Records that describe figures
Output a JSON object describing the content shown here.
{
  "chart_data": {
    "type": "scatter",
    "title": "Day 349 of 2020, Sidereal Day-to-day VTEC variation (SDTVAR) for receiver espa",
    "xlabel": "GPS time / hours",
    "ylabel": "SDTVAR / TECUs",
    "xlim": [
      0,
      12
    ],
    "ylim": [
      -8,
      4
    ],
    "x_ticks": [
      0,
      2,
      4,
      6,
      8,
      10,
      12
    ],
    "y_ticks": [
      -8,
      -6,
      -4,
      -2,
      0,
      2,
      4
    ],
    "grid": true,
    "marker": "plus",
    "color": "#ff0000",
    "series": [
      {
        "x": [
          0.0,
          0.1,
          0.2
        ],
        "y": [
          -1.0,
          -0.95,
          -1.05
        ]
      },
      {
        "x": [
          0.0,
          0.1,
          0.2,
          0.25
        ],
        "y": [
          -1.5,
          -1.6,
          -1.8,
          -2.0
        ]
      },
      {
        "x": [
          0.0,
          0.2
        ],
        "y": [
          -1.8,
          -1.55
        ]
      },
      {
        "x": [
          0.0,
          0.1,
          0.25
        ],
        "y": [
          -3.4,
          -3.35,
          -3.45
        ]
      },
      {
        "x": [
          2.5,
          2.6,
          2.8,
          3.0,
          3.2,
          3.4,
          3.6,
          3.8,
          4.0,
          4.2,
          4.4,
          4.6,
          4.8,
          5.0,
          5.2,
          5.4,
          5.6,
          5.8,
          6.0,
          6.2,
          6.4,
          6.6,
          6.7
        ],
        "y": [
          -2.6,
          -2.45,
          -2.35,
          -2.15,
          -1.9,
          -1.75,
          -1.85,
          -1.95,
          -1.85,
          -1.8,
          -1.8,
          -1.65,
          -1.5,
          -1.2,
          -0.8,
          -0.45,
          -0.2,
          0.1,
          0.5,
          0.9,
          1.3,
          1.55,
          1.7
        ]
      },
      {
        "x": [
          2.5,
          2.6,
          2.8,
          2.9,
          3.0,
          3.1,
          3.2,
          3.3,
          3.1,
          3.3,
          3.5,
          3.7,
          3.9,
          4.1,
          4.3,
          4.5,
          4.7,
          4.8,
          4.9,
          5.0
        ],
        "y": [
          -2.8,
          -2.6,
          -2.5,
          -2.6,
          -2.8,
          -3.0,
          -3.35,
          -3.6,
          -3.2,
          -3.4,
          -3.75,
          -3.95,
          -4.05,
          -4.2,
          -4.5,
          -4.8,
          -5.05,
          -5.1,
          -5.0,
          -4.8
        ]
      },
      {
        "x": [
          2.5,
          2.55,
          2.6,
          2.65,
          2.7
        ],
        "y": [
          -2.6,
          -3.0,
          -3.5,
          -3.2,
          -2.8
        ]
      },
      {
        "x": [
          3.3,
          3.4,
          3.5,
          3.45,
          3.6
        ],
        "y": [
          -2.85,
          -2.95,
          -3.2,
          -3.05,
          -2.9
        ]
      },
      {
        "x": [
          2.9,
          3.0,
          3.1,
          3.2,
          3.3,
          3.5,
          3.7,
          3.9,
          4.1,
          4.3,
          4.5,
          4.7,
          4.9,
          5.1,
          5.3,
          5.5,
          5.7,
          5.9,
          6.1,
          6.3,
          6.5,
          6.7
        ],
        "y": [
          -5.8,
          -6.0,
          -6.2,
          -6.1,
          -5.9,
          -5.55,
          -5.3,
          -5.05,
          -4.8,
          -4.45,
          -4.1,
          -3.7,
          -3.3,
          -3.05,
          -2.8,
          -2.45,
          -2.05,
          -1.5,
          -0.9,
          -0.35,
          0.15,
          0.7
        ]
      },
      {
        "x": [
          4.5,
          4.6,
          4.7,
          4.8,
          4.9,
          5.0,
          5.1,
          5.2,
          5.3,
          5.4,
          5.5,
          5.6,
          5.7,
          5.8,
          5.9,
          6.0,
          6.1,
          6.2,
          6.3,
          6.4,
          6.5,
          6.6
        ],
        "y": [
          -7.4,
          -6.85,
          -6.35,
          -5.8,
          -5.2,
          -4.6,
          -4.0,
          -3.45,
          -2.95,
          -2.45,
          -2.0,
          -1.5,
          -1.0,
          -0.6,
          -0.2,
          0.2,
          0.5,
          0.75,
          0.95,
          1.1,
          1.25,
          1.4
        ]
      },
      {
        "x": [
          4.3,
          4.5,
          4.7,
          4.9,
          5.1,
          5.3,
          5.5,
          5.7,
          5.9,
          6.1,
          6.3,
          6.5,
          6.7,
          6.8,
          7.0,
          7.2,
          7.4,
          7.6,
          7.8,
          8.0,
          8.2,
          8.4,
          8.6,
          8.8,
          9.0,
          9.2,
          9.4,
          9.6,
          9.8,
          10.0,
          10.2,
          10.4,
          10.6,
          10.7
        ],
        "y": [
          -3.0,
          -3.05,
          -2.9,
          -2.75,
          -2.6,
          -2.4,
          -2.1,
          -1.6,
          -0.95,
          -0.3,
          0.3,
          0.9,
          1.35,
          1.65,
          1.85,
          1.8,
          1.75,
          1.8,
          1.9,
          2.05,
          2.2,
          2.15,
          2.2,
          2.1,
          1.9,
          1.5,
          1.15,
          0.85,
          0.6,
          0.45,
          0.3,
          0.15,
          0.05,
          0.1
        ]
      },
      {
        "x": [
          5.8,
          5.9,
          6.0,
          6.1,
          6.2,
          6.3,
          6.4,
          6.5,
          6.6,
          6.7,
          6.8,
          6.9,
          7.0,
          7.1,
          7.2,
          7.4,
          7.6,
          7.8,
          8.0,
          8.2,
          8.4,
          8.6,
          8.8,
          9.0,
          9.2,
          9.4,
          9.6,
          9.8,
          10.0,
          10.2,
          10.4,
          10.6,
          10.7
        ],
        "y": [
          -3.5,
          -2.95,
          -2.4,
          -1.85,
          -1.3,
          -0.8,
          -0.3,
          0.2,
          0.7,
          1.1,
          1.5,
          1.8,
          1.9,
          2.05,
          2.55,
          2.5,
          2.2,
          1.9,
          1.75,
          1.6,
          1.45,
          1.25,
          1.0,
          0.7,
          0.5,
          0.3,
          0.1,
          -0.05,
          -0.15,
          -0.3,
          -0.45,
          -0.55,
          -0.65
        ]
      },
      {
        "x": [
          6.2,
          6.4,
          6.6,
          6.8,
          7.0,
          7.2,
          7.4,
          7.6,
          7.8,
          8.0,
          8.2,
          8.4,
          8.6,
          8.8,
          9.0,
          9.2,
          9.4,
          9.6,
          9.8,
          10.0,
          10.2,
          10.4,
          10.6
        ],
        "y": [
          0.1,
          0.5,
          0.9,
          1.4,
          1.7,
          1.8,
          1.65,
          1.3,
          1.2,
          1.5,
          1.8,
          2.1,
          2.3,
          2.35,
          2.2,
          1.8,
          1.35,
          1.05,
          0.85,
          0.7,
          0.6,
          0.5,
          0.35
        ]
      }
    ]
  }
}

Work to do. Using the listing above, return all lines where the word "SDTVAR" occurs.

Solved problem.
    "title": "Day 349 of 2020, Sidereal Day-to-day VTEC variation (SDTVAR) for receiver espa",
    "ylabel": "SDTVAR / TECUs",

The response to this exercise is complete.